### TEXT EXTRACT
※ ※ ※

Film score by Alan Silvestri
- Released: December 19, 2006
- Recorded: 2006
- Studios: Newman Scoring Stage, 20th Century Fox Studios, Los Angeles, California; Todd-AO Scoring Stage, Hollywood, California;
- Genre: Film score
- Length: 53:19
- Labels: Varèse Sarabande; Fox Music;
- Producers: Alan Silvestri; David Bifano;

Alan Silvestri chronology
| The Wild (2006) | Night at the Museum (2006) | Beowulf (2007) |

= Night at the Museum (soundtrack) =

Night at the Museum (Original Motion Picture Soundtrack) is the film score composed and conducted by Alan Silvestri to the 2006 film Night at the Museum directed by Shawn Levy starring Ben Stiller in the lead role, alongside Carla Gugino, Dick Van Dyke, Mickey Rooney, Bill Cobbs and Robin Williams. The soundtrack featuring 35 tracks from Silvestri's score was released on December 19, 2006 via Varèse Sarabande and Fox Music.

== Background ==
Alan Silvestri composed the film score for Night at the Museum. He was initially associated in the film when Stephen Sommers was attached as the director; Silvestri and Sommers worked in The Mummy Returns (2001) and Van Helsing (2004). When Levy replaced Sommers, John Ottman also replaced Silvestri as the composer, but later Silvestri returned to score the film. It was recorded at the Newman Scoring Stage at 20th Century Fox Studios. Silvestri conducted the 101-piece orchestra which involved eight French horns, six percussionists and a choir. He set up a mobile studio at the scoring stage, so that he could simultaneously write and record the score, making any necessary adjustments and changes needed in an identical setup to his studio. The score was orchestrated by Dave Slonaker, Conrad Pope and John Ashton Thomas, mixed by Dennis S. Sands and edited by Ken Karman. Varèse Sarabande released the soundtrack album on December 19, 2006.

== Reception ==
Thomas Glorieux of Maintitles noted that Silvestri's score "has its moments, but [...] isn't exactly hitting you with one adventure after another". Clark Douglas of Movie Music UK admitted that while "[Silvestri's] effort is satisfactory, it's a little bit disappointing" as the composer seemed to "have been directed to provide more standard action music for the proceedings".

※ ※ ※

### REQUIRED TASK 1
Echo the entries word for word, beginning with the first line of the entries and continuing through the line that contains "Text: 44.0%: 44.0% (91, 184, 128, 197)".

Data extracted from a collection
※ ※ ※

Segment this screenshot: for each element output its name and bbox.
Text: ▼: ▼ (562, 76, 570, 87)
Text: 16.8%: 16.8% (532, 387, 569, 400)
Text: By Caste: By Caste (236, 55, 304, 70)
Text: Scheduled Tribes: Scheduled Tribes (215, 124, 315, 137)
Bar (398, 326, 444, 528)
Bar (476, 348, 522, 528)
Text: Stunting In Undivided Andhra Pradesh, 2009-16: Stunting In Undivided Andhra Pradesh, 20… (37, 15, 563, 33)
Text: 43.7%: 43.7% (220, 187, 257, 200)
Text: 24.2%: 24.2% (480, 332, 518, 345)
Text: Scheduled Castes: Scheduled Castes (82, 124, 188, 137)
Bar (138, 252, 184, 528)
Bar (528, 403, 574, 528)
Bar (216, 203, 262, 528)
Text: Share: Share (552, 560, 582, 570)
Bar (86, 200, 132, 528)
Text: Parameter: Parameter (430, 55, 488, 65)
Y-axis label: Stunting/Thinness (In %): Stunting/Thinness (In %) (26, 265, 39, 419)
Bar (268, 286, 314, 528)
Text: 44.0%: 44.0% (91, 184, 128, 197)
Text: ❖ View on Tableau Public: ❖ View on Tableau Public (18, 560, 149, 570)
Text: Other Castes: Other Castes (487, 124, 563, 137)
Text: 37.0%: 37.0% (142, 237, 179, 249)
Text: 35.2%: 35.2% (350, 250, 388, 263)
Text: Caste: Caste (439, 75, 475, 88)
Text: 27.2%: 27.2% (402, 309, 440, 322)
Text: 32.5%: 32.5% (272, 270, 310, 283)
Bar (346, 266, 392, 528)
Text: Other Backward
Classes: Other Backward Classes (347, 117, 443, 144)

※ ※ ※

### REQUIRED TASK 2
Translate this sentence from the soundtrack article into Spanish: "It was recorded at the Newman Scoring Stage at 20th Century Fox Studios."

### EXERCISE OUTPUT 1
Segment this screenshot: for each element output its name and bbox.
Text: ▼: ▼ (562, 76, 570, 87)
Text: 16.8%: 16.8% (532, 387, 569, 400)
Text: By Caste: By Caste (236, 55, 304, 70)
Text: Scheduled Tribes: Scheduled Tribes (215, 124, 315, 137)
Bar (398, 326, 444, 528)
Bar (476, 348, 522, 528)
Text: Stunting In Undivided Andhra Pradesh, 2009-16: Stunting In Undivided Andhra Pradesh, 20… (37, 15, 563, 33)
Text: 43.7%: 43.7% (220, 187, 257, 200)
Text: 24.2%: 24.2% (480, 332, 518, 345)
Text: Scheduled Castes: Scheduled Castes (82, 124, 188, 137)
Bar (138, 252, 184, 528)
Bar (528, 403, 574, 528)
Bar (216, 203, 262, 528)
Text: Share: Share (552, 560, 582, 570)
Bar (86, 200, 132, 528)
Text: Parameter: Parameter (430, 55, 488, 65)
Y-axis label: Stunting/Thinness (In %): Stunting/Thinness (In %) (26, 265, 39, 419)
Bar (268, 286, 314, 528)
Text: 44.0%: 44.0% (91, 184, 128, 197)

### EXERCISE OUTPUT 2
Se grabó en el Newman Scoring Stage de los estudios 20th Century Fox.